• **Figure dataset records**
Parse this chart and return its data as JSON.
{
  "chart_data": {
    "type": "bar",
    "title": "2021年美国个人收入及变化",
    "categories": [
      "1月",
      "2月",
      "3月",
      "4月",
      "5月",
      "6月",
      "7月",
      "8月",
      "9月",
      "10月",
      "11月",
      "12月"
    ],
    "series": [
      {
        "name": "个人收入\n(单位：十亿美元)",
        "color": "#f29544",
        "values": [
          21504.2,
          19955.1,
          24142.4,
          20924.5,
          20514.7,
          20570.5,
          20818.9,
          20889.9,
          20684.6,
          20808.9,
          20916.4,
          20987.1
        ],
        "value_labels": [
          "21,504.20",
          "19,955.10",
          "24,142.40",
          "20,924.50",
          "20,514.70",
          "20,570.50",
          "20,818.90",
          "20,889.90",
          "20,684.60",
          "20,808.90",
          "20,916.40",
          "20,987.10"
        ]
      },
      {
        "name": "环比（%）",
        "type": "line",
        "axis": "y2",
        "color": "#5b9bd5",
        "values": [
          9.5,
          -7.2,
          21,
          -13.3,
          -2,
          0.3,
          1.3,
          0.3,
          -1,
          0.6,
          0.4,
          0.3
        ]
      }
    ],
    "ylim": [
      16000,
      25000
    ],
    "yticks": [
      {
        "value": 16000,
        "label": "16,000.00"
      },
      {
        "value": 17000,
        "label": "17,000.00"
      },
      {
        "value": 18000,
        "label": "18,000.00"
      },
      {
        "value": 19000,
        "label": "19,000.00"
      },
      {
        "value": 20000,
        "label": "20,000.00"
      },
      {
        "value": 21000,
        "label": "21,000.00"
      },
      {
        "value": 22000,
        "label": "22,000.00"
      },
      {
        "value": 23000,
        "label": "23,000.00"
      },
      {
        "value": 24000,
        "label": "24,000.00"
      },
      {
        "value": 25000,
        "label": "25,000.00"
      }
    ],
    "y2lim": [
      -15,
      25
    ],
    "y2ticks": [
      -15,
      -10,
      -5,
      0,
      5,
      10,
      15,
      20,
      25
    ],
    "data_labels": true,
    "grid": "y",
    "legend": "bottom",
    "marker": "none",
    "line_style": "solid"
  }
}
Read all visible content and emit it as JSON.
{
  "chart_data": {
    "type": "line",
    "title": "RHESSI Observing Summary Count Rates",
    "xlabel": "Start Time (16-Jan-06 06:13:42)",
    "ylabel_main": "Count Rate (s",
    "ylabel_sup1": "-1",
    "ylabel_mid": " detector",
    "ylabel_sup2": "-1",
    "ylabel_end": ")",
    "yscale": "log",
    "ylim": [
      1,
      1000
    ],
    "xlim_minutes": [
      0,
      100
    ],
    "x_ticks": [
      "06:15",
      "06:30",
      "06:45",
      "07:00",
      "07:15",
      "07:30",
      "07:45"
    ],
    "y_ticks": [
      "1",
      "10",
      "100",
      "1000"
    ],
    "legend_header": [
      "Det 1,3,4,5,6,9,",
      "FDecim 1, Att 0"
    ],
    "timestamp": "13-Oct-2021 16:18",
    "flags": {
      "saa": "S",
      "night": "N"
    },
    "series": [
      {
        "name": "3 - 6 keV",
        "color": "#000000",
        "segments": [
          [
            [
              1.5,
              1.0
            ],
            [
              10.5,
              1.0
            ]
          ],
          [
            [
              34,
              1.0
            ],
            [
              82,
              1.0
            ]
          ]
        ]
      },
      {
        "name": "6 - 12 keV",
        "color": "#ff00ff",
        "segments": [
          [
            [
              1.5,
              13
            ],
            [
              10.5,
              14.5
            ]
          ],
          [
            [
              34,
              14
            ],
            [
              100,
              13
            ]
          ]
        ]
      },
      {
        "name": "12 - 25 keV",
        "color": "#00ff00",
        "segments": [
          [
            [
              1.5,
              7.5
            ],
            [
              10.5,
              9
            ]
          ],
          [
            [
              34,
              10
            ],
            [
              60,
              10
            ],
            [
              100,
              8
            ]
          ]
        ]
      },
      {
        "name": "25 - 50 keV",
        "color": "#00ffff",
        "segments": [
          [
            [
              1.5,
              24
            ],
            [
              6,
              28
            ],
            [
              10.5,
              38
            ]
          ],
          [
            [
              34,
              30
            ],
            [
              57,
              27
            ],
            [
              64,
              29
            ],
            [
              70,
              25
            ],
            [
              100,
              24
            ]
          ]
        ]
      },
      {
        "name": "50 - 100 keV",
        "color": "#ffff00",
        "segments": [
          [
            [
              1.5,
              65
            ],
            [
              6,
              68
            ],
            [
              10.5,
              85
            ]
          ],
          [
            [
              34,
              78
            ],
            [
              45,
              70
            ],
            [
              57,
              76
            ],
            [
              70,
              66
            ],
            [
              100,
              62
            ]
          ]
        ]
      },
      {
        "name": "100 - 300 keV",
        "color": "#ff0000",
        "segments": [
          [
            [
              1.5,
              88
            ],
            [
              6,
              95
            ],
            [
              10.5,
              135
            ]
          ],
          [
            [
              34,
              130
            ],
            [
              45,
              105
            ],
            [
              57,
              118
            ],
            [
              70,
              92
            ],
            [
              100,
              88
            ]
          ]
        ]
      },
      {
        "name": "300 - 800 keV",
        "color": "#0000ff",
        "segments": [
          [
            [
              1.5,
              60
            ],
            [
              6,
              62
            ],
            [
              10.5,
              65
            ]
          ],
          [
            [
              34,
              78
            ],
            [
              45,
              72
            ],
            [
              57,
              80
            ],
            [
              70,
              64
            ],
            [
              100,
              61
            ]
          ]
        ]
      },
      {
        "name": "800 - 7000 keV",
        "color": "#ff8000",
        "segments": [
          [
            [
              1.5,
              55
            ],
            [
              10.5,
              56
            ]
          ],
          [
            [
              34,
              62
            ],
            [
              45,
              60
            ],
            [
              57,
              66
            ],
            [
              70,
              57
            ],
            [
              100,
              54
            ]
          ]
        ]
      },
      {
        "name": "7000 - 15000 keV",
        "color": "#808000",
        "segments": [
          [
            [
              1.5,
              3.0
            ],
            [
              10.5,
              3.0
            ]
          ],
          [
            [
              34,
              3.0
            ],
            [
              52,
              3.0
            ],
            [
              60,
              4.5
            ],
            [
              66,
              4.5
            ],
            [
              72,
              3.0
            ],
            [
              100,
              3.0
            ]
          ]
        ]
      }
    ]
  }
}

• **Problem description**
Without leaving anything out, give the entries again exactly.

• **Exercise result**
Parse this chart and return its data as JSON.
{
  "chart_data": {
    "type": "bar",
    "title": "2021年美国个人收入及变化",
    "categories": [
      "1月",
      "2月",
      "3月",
      "4月",
      "5月",
      "6月",
      "7月",
      "8月",
      "9月",
      "10月",
      "11月",
      "12月"
    ],
    "series": [
      {
        "name": "个人收入\n(单位：十亿美元)",
        "color": "#f29544",
        "values": [
          21504.2,
          19955.1,
          24142.4,
          20924.5,
          20514.7,
          20570.5,
          20818.9,
          20889.9,
          20684.6,
          20808.9,
          20916.4,
          20987.1
        ],
        "value_labels": [
          "21,504.20",
          "19,955.10",
          "24,142.40",
          "20,924.50",
          "20,514.70",
          "20,570.50",
          "20,818.90",
          "20,889.90",
          "20,684.60",
          "20,808.90",
          "20,916.40",
          "20,987.10"
        ]
      },
      {
        "name": "环比（%）",
        "type": "line",
        "axis": "y2",
        "color": "#5b9bd5",
        "values": [
          9.5,
          -7.2,
          21,
          -13.3,
          -2,
          0.3,
          1.3,
          0.3,
          -1,
          0.6,
          0.4,
          0.3
        ]
      }
    ],
    "ylim": [
      16000,
      25000
    ],
    "yticks": [
      {
        "value": 16000,
        "label": "16,000.00"
      },
      {
        "value": 17000,
        "label": "17,000.00"
      },
      {
        "value": 18000,
        "label": "18,000.00"
      },
      {
        "value": 19000,
        "label": "19,000.00"
      },
      {
        "value": 20000,
        "label": "20,000.00"
      },
      {
        "value": 21000,
        "label": "21,000.00"
      },
      {
        "value": 22000,
        "label": "22,000.00"
      },
      {
        "value": 23000,
        "label": "23,000.00"
      },
      {
        "value": 24000,
        "label": "24,000.00"
      },
      {
        "value": 25000,
        "label": "25,000.00"
      }
    ],
    "y2lim": [
      -15,
      25
    ],
    "y2ticks": [
      -15,
      -10,
      -5,
      0,
      5,
      10,
      15,
      20,
      25
    ],
    "data_labels": true,
    "grid": "y",
    "legend": "bottom",
    "marker": "none",
    "line_style": "solid"
  }
}
Read all visible content and emit it as JSON.
{
  "chart_data": {
    "type": "line",
    "title": "RHESSI Observing Summary Count Rates",
    "xlabel": "Start Time (16-Jan-06 06:13:42)",
    "ylabel_main": "Count Rate (s",
    "ylabel_sup1": "-1",
    "ylabel_mid": " detector",
    "ylabel_sup2": "-1",
    "ylabel_end": ")",
    "yscale": "log",
    "ylim": [
      1,
      1000
    ],
    "xlim_minutes": [
      0,
      100
    ],
    "x_ticks": [
      "06:15",
      "06:30",
      "06:45",
      "07:00",
      "07:15",
      "07:30",
      "07:45"
    ],
    "y_ticks": [
      "1",
      "10",
      "100",
      "1000"
    ],
    "legend_header": [
      "Det 1,3,4,5,6,9,",
      "FDecim 1, Att 0"
    ],
    "timestamp": "13-Oct-2021 16:18",
    "flags": {
      "saa": "S",
      "night": "N"
    },
    "series": [
      {
        "name": "3 - 6 keV",
        "color": "#000000",
        "segments": [
          [
            [
              1.5,
              1.0
            ],
            [
              10.5,
              1.0
            ]
          ],
          [
            [
              34,
              1.0
            ],
            [
              82,
              1.0
            ]
          ]
        ]
      },
      {
        "name": "6 - 12 keV",
        "color": "#ff00ff",
        "segments": [
          [
            [
              1.5,
              13
            ],
            [
              10.5,
              14.5
            ]
          ],
          [
            [
              34,
              14
            ],
            [
              100,
              13
            ]
          ]
        ]
      },
      {
        "name": "12 - 25 keV",
        "color": "#00ff00",
        "segments": [
          [
            [
              1.5,
              7.5
            ],
            [
              10.5,
              9
            ]
          ],
          [
            [
              34,
              10
            ],
            [
              60,
              10
            ],
            [
              100,
              8
            ]
          ]
        ]
      },
      {
        "name": "25 - 50 keV",
        "color": "#00ffff",
        "segments": [
          [
            [
              1.5,
              24
            ],
            [
              6,
              28
            ],
            [
              10.5,
              38
            ]
          ],
          [
            [
              34,
              30
            ],
            [
              57,
              27
            ],
            [
              64,
              29
            ],
            [
              70,
              25
            ],
            [
              100,
              24
            ]
          ]
        ]
      },
      {
        "name": "50 - 100 keV",
        "color": "#ffff00",
        "segments": [
          [
            [
              1.5,
              65
            ],
            [
              6,
              68
            ],
            [
              10.5,
              85
            ]
          ],
          [
            [
              34,
              78
            ],
            [
              45,
              70
            ],
            [
              57,
              76
            ],
            [
              70,
              66
            ],
            [
              100,
              62
            ]
          ]
        ]
      },
      {
        "name": "100 - 300 keV",
        "color": "#ff0000",
        "segments": [
          [
            [
              1.5,
              88
            ],
            [
              6,
              95
            ],
            [
              10.5,
              135
            ]
          ],
          [
            [
              34,
              130
            ],
            [
              45,
              105
            ],
            [
              57,
              118
            ],
            [
              70,
              92
            ],
            [
              100,
              88
            ]
          ]
        ]
      },
      {
        "name": "300 - 800 keV",
        "color": "#0000ff",
        "segments": [
          [
            [
              1.5,
              60
            ],
            [
              6,
              62
            ],
            [
              10.5,
              65
            ]
          ],
          [
            [
              34,
              78
            ],
            [
              45,
              72
            ],
            [
              57,
              80
            ],
            [
              70,
              64
            ],
            [
              100,
              61
            ]
          ]
        ]
      },
      {
        "name": "800 - 7000 keV",
        "color": "#ff8000",
        "segments": [
          [
            [
              1.5,
              55
            ],
            [
              10.5,
              56
            ]
          ],
          [
            [
              34,
              62
            ],
            [
              45,
              60
            ],
            [
              57,
              66
            ],
            [
              70,
              57
            ],
            [
              100,
              54
            ]
          ]
        ]
      },
      {
        "name": "7000 - 15000 keV",
        "color": "#808000",
        "segments": [
          [
            [
              1.5,
              3.0
            ],
            [
              10.5,
              3.0
            ]
          ],
          [
            [
              34,
              3.0
            ],
            [
              52,
              3.0
            ],
            [
              60,
              4.5
            ],
            [
              66,
              4.5
            ],
            [
              72,
              3.0
            ],
            [
              100,
              3.0
            ]
          ]
        ]
      }
    ]
  }
}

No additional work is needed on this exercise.